== The task ==
Return the records in full, exactly as given.

== Dataset entries ==

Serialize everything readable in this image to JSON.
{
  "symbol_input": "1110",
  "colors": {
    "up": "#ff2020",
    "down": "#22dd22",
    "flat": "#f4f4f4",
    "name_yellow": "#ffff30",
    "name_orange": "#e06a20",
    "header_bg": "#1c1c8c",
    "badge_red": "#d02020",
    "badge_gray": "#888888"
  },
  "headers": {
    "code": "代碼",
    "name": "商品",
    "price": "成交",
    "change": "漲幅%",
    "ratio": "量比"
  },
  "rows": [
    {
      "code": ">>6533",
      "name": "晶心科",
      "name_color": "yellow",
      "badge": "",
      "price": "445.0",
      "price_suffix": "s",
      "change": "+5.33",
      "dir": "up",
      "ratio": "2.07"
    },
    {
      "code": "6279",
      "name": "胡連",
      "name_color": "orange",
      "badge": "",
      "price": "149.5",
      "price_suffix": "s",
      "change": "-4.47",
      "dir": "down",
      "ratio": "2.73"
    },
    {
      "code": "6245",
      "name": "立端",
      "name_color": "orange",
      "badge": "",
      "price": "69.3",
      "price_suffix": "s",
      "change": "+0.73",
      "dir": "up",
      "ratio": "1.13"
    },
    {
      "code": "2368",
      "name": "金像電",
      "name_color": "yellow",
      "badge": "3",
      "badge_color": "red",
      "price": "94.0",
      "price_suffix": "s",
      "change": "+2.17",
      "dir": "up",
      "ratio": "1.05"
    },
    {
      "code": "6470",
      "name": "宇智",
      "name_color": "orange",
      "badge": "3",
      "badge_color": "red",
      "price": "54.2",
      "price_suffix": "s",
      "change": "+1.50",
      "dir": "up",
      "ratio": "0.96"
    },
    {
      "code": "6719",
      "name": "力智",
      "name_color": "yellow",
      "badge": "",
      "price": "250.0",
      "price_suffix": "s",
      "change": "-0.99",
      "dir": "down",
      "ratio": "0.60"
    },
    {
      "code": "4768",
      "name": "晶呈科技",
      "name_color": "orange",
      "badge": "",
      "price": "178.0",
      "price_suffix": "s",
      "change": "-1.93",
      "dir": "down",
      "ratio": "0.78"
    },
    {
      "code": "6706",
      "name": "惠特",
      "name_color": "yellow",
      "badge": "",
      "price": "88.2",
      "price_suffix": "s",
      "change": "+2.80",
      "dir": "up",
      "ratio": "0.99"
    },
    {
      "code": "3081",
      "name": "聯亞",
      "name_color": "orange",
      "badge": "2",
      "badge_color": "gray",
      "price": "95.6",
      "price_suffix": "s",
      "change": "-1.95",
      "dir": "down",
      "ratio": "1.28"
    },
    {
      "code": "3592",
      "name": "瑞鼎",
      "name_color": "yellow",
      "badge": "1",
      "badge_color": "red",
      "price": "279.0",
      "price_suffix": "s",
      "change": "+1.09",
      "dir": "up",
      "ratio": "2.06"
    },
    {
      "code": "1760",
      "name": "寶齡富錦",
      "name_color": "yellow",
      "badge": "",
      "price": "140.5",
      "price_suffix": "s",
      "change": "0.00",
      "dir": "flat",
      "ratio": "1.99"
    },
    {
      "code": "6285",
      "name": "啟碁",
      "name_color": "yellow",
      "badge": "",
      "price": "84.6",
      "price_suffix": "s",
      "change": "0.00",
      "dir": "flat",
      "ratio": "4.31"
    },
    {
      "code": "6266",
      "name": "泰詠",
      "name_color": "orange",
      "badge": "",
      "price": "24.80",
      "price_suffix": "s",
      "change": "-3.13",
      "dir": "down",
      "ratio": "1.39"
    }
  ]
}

== Exercise answer ==
Serialize everything readable in this image to JSON.
{
  "symbol_input": "1110",
  "colors": {
    "up": "#ff2020",
    "down": "#22dd22",
    "flat": "#f4f4f4",
    "name_yellow": "#ffff30",
    "name_orange": "#e06a20",
    "header_bg": "#1c1c8c",
    "badge_red": "#d02020",
    "badge_gray": "#888888"
  },
  "headers": {
    "code": "代碼",
    "name": "商品",
    "price": "成交",
    "change": "漲幅%",
    "ratio": "量比"
  },
  "rows": [
    {
      "code": ">>6533",
      "name": "晶心科",
      "name_color": "yellow",
      "badge": "",
      "price": "445.0",
      "price_suffix": "s",
      "change": "+5.33",
      "dir": "up",
      "ratio": "2.07"
    },
    {
      "code": "6279",
      "name": "胡連",
      "name_color": "orange",
      "badge": "",
      "price": "149.5",
      "price_suffix": "s",
      "change": "-4.47",
      "dir": "down",
      "ratio": "2.73"
    },
    {
      "code": "6245",
      "name": "立端",
      "name_color": "orange",
      "badge": "",
      "price": "69.3",
      "price_suffix": "s",
      "change": "+0.73",
      "dir": "up",
      "ratio": "1.13"
    },
    {
      "code": "2368",
      "name": "金像電",
      "name_color": "yellow",
      "badge": "3",
      "badge_color": "red",
      "price": "94.0",
      "price_suffix": "s",
      "change": "+2.17",
      "dir": "up",
      "ratio": "1.05"
    },
    {
      "code": "6470",
      "name": "宇智",
      "name_color": "orange",
      "badge": "3",
      "badge_color": "red",
      "price": "54.2",
      "price_suffix": "s",
      "change": "+1.50",
      "dir": "up",
      "ratio": "0.96"
    },
    {
      "code": "6719",
      "name": "力智",
      "name_color": "yellow",
      "badge": "",
      "price": "250.0",
      "price_suffix": "s",
      "change": "-0.99",
      "dir": "down",
      "ratio": "0.60"
    },
    {
      "code": "4768",
      "name": "晶呈科技",
      "name_color": "orange",
      "badge": "",
      "price": "178.0",
      "price_suffix": "s",
      "change": "-1.93",
      "dir": "down",
      "ratio": "0.78"
    },
    {
      "code": "6706",
      "name": "惠特",
      "name_color": "yellow",
      "badge": "",
      "price": "88.2",
      "price_suffix": "s",
      "change": "+2.80",
      "dir": "up",
      "ratio": "0.99"
    },
    {
      "code": "3081",
      "name": "聯亞",
      "name_color": "orange",
      "badge": "2",
      "badge_color": "gray",
      "price": "95.6",
      "price_suffix": "s",
      "change": "-1.95",
      "dir": "down",
      "ratio": "1.28"
    },
    {
      "code": "3592",
      "name": "瑞鼎",
      "name_color": "yellow",
      "badge": "1",
      "badge_color": "red",
      "price": "279.0",
      "price_suffix": "s",
      "change": "+1.09",
      "dir": "up",
      "ratio": "2.06"
    },
    {
      "code": "1760",
      "name": "寶齡富錦",
      "name_color": "yellow",
      "badge": "",
      "price": "140.5",
      "price_suffix": "s",
      "change": "0.00",
      "dir": "flat",
      "ratio": "1.99"
    },
    {
      "code": "6285",
      "name": "啟碁",
      "name_color": "yellow",
      "badge": "",
      "price": "84.6",
      "price_suffix": "s",
      "change": "0.00",
      "dir": "flat",
      "ratio": "4.31"
    },
    {
      "code": "6266",
      "name": "泰詠",
      "name_color": "orange",
      "badge": "",
      "price": "24.80",
      "price_suffix": "s",
      "change": "-3.13",
      "dir": "down",
      "ratio": "1.39"
    }
  ]
}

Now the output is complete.